> Exercise directions
Wherever the word "thyroïdectomie" appears in the entries, copy the whole line.

(Collected data entries)
::::::::
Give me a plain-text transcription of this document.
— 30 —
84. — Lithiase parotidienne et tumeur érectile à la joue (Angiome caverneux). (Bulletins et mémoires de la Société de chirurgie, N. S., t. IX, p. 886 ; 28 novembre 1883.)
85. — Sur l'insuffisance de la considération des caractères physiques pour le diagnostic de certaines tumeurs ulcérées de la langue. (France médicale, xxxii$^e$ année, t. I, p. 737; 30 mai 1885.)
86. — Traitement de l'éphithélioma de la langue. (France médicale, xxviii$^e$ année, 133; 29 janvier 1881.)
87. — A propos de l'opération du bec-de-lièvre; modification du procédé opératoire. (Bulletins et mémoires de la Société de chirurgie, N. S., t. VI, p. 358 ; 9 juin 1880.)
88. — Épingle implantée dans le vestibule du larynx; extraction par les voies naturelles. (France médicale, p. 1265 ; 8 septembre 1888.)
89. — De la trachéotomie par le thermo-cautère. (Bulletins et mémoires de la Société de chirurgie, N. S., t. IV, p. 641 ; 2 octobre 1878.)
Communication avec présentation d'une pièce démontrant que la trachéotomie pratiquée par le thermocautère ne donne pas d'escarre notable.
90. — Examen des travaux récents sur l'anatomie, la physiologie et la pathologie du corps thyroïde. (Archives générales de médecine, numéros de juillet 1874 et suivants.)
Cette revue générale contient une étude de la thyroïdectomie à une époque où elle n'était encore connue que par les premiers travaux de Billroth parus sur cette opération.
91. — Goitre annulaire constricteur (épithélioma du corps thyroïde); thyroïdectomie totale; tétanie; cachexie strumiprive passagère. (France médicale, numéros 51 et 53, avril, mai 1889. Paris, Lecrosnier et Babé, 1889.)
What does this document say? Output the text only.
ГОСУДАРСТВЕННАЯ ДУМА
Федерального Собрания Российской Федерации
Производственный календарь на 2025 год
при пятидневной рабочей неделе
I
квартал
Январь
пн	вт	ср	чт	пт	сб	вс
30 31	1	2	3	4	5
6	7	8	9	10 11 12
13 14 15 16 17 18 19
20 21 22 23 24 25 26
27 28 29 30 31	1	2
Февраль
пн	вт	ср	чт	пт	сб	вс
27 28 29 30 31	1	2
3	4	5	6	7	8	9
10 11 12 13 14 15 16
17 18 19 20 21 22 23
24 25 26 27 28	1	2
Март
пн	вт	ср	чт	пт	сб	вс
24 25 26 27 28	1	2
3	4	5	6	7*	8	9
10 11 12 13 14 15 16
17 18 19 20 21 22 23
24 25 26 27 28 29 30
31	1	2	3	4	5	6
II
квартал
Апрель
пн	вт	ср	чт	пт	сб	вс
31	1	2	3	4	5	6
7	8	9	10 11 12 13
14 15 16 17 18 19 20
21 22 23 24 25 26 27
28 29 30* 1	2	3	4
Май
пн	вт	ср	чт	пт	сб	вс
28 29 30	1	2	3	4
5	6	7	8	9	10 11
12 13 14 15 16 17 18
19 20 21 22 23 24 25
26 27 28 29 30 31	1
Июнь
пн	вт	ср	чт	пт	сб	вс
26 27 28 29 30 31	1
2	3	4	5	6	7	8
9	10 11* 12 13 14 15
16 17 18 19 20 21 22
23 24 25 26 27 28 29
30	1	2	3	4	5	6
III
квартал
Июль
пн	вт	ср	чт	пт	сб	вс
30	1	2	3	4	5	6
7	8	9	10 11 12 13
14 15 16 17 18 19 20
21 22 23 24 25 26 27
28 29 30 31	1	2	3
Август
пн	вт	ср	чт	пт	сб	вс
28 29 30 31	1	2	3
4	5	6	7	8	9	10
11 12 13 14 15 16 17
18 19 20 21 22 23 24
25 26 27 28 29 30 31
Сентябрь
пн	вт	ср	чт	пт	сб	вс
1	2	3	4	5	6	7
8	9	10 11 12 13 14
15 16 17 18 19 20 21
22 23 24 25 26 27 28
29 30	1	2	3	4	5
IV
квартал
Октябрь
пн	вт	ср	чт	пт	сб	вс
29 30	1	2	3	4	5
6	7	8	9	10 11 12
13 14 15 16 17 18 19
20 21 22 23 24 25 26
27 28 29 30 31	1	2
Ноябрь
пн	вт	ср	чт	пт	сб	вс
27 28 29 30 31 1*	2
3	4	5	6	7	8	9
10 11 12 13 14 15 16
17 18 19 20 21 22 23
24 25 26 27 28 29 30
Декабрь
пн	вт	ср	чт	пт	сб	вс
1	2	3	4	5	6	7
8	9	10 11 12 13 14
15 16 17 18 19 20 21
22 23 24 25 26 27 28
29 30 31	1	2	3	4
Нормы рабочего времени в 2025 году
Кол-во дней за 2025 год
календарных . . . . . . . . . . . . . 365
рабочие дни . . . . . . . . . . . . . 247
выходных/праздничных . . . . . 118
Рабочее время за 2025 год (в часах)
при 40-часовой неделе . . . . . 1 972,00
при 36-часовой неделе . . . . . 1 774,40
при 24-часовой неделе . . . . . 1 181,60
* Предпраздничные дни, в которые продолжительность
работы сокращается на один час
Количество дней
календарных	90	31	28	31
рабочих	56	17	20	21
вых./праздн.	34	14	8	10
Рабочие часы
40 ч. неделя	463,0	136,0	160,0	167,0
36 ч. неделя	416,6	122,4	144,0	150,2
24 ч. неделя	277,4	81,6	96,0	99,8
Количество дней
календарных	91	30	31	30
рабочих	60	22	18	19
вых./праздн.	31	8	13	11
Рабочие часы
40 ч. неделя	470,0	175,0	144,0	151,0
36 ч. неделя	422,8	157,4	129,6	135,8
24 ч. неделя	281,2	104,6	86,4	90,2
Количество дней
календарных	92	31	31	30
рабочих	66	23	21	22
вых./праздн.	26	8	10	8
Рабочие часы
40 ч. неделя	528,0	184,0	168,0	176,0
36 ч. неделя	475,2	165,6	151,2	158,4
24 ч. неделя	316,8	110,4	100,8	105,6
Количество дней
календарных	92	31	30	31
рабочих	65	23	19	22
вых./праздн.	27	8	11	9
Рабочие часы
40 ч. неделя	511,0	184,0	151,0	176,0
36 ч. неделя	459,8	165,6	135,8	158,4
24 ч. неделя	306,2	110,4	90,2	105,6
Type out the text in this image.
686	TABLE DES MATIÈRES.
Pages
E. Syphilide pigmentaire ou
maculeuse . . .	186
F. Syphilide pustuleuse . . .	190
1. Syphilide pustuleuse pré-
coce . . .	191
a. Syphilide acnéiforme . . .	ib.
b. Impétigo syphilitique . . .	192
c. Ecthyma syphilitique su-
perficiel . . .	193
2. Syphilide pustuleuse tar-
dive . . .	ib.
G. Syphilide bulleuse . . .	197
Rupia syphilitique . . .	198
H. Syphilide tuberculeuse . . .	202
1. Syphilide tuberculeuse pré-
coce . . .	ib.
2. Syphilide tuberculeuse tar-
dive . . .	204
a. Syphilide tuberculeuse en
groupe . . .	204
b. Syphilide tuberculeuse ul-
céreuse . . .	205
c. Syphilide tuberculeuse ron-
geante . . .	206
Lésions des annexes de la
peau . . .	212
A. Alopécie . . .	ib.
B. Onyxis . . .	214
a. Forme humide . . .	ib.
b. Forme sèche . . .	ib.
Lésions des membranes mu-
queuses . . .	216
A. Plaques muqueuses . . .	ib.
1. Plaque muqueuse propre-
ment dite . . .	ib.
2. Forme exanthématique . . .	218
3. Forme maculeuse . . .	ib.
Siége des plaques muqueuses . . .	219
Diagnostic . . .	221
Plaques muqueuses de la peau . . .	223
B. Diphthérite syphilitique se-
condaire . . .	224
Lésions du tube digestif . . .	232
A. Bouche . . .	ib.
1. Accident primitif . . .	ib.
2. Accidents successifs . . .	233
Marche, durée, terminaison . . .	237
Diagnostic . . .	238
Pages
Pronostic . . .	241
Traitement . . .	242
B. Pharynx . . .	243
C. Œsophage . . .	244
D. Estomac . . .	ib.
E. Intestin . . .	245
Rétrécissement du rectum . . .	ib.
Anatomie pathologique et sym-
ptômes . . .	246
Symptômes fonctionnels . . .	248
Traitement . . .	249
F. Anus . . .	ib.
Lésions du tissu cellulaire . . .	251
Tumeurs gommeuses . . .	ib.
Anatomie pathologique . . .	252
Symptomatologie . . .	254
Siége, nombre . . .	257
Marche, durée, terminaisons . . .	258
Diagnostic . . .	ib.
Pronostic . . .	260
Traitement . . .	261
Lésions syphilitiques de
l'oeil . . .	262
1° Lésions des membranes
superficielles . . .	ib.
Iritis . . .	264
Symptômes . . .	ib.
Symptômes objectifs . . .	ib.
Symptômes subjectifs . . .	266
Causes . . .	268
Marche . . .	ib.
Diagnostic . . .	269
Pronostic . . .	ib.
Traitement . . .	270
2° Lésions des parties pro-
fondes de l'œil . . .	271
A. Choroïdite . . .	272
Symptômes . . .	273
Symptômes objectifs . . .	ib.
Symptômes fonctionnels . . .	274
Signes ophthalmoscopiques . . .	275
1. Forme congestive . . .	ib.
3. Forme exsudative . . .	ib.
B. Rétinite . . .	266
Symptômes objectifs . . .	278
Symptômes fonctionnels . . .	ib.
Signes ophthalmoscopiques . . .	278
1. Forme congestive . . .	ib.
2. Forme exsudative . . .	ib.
::::::::
> Task response
Cette revue générale contient une étude de la thyroïdectomie à une époque où elle n'était encore connue que par les premiers travaux de Billroth parus sur cette opération.
91. — Goitre annulaire constricteur (épithélioma du corps thyroïde); thyroïdectomie totale; tétanie; cachexie strumiprive passagère. (France médicale, numéros 51 et 53, avril, mai 1889. Paris, Lecrosnier et Babé, 1889.)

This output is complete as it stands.